Givenchy no acepta la propuesta de Audrey Hepburn. Dice que tiene mucho trabajo y que no puede vestirla para su papel en Sabrina, la película que está a punto de rodar. Hepburn lo sorprende invitándolo a cenar en un restaurante de la Rue Grenelle. No es una actriz muy conocida en Europa, pero puede decir que Hollywood la ha besado en los labios. El director de cine William Wyler, Colette, la conocida escritora francesa, y el actor Gregory Peck han hablado de la fascinación que sienten por ella. “Es absolutamente encantadora”, dice Wyler.

Antes de que terminen los postres, Givenchy estará dispuesto a complacerla en todo lo que le pida. Volverán al taller que el diseñador tiene en París desde hace un año, donde la actriz se probará algunos diseños de su próxima colección. Él la mirará cautivado, desde sus seis pies de altura, con sus modales refinados y su porte de joven aristócrata. Ella lo mira siempre levantando la barbilla.

**Tarea asignada:** Devuelve sin cambios la parte del texto sobre Givenchy y Audrey Hepburn que se abre con las palabras "Antes de que" y se cierra con "levantando la barbilla.".

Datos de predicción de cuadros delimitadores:
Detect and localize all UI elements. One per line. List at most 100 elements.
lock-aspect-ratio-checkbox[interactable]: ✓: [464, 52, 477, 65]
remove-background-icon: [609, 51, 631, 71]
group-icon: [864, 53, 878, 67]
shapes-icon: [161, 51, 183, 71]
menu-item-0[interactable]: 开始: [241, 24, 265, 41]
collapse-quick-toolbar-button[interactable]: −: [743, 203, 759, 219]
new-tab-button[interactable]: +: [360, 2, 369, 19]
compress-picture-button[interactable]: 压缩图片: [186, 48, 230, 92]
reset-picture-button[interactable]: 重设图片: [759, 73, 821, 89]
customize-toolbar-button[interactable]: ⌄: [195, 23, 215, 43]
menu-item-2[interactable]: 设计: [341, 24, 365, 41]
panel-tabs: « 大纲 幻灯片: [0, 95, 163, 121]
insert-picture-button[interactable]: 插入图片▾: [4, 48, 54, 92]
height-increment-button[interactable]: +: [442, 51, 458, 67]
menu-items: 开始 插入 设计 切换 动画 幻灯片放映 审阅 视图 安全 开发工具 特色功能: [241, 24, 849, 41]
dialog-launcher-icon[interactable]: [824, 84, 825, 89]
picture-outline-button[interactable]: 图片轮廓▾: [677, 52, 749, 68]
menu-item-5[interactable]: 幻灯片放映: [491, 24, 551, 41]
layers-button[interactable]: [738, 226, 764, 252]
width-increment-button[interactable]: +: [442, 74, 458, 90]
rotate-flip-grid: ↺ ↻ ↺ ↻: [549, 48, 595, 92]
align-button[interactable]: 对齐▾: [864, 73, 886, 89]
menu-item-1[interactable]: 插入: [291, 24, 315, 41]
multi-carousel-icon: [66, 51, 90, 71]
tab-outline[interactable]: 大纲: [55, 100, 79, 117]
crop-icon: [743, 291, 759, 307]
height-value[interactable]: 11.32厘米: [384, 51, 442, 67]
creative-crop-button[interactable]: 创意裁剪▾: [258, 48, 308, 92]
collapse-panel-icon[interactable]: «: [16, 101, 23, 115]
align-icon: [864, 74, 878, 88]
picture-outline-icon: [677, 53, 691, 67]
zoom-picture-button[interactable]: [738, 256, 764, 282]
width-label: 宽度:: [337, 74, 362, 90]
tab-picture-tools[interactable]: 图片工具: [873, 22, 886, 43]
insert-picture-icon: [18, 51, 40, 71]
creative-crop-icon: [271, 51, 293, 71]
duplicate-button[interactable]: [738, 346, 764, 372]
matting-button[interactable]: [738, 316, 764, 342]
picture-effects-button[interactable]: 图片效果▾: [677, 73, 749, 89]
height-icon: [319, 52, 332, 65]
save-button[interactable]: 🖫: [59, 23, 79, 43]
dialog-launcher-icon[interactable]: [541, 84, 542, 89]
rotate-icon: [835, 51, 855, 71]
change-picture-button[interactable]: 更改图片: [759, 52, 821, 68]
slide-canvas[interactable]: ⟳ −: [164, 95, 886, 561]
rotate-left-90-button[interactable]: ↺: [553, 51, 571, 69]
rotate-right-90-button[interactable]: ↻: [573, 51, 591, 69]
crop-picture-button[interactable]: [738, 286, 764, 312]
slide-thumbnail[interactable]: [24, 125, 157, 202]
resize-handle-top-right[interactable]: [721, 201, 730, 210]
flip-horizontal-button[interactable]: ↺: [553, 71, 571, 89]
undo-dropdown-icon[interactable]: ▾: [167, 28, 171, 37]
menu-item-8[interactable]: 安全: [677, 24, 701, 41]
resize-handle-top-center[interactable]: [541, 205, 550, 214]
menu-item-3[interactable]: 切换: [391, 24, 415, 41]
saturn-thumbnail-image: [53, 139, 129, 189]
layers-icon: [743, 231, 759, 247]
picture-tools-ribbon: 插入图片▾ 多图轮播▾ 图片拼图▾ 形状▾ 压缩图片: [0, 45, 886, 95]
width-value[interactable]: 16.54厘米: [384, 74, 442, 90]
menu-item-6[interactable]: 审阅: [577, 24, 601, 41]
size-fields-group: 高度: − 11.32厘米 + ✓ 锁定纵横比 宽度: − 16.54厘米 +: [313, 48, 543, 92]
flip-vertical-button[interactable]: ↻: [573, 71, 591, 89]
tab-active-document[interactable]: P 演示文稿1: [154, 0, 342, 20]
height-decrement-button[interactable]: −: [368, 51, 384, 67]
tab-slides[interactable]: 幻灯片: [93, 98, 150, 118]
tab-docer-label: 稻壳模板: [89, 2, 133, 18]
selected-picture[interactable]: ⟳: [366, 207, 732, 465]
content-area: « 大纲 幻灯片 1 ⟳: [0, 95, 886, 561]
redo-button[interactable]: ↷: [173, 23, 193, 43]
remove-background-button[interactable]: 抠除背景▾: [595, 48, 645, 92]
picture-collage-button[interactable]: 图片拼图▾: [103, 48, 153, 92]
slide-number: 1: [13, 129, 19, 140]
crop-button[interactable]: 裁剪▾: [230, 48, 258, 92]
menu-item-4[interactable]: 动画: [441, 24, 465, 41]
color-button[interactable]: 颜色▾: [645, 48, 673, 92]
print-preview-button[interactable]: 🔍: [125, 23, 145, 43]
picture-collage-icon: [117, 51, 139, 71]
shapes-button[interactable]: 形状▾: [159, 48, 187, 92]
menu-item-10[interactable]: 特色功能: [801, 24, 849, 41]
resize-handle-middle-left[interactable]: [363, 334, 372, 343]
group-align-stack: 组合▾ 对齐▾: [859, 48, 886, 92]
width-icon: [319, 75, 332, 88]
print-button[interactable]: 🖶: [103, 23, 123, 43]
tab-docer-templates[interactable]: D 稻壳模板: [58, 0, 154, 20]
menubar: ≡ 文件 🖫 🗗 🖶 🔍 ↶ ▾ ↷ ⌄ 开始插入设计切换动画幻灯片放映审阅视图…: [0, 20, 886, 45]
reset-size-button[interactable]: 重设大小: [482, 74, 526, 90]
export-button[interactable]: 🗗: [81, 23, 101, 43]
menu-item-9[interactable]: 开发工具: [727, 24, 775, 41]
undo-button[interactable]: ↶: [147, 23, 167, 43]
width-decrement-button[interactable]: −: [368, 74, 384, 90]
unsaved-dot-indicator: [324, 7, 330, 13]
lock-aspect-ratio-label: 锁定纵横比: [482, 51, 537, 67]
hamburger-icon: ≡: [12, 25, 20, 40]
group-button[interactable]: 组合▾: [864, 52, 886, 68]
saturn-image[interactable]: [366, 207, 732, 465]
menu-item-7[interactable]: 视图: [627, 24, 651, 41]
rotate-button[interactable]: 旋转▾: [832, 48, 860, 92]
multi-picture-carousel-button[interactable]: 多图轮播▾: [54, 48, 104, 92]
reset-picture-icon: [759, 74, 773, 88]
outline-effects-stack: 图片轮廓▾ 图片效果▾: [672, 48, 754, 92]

**Respuesta al ejercicio:**
Antes de que terminen los postres, Givenchy estará dispuesto a complacerla en todo lo que le pida. Volverán al taller que el diseñador tiene en París desde hace un año, donde la actriz se probará algunos diseños de su próxima colección. Él la mirará cautivado, desde sus seis pies de altura, con sus modales refinados y su porte de joven aristócrata. Ella lo mira siempre levantando la barbilla.